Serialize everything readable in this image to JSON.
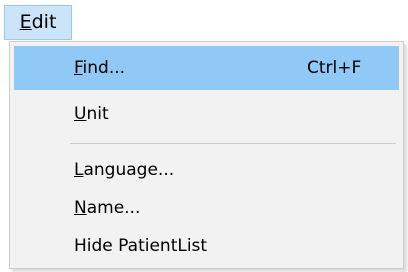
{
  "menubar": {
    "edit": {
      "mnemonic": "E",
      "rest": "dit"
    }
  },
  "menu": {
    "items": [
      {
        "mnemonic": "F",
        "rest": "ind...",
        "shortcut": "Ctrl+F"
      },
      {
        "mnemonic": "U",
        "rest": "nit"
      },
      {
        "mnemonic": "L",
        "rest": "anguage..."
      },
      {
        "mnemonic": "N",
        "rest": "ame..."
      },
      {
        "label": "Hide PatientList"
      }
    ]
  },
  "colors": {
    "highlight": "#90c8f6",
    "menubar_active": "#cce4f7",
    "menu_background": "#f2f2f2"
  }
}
※ ※ ※
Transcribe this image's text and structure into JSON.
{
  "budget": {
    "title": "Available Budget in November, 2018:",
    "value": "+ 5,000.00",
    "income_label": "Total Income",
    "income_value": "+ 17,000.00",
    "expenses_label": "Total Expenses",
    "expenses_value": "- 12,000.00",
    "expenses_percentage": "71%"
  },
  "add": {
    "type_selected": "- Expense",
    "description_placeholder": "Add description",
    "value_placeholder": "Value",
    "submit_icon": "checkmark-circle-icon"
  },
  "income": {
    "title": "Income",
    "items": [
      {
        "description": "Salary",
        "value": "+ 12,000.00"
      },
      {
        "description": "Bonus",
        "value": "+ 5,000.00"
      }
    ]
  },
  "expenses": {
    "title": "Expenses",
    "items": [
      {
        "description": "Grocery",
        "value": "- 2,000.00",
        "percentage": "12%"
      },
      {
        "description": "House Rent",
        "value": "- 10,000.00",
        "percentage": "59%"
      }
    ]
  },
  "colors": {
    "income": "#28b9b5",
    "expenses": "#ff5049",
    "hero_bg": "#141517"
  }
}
※ ※ ※
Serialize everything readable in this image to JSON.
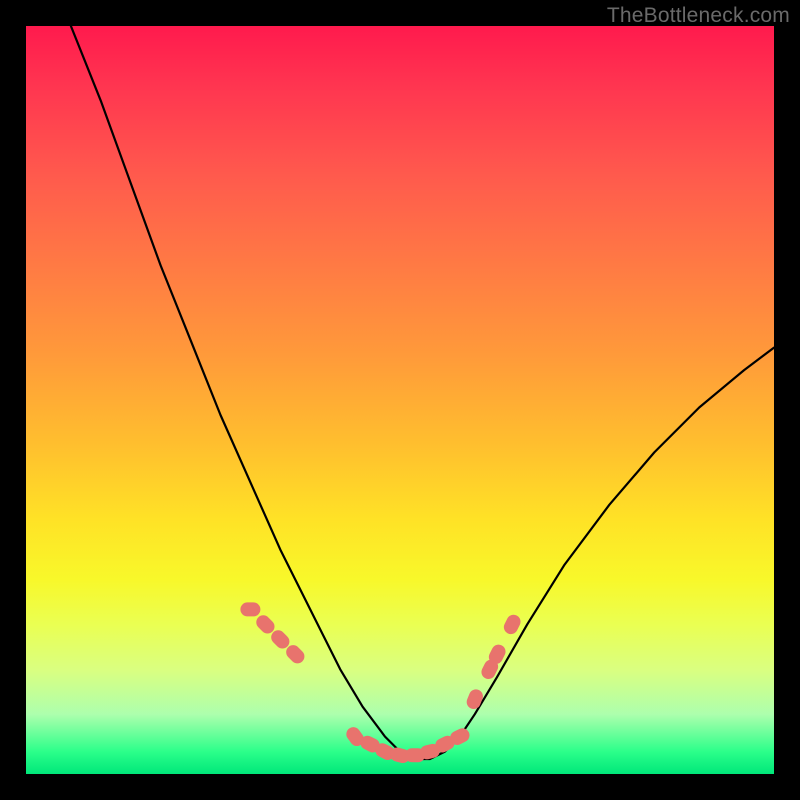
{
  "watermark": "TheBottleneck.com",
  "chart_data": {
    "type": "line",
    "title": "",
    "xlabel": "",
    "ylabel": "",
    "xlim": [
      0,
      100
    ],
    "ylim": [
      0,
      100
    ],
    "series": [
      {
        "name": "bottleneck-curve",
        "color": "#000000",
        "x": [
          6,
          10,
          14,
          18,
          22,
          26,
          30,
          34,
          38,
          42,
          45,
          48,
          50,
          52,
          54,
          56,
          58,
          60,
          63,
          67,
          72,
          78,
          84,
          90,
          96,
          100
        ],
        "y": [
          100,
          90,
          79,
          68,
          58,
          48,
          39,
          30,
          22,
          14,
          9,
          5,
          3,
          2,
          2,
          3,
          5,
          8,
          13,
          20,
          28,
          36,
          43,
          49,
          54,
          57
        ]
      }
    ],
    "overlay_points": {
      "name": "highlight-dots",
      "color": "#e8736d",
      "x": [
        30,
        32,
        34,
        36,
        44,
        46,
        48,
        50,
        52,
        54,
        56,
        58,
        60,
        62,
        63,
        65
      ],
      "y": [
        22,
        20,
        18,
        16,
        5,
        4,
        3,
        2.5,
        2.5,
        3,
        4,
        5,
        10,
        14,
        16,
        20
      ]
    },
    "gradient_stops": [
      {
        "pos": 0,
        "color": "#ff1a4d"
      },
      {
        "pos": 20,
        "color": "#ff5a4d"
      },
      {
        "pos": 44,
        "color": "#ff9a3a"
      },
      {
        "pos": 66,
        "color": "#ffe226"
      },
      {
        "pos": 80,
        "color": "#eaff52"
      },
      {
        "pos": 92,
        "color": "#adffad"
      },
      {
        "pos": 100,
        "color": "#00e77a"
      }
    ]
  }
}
※ ※ ※
_The problem_:
Tell how many lines hold the string "Total", giving the number and nothing else.

_Answer to this exercise_:
2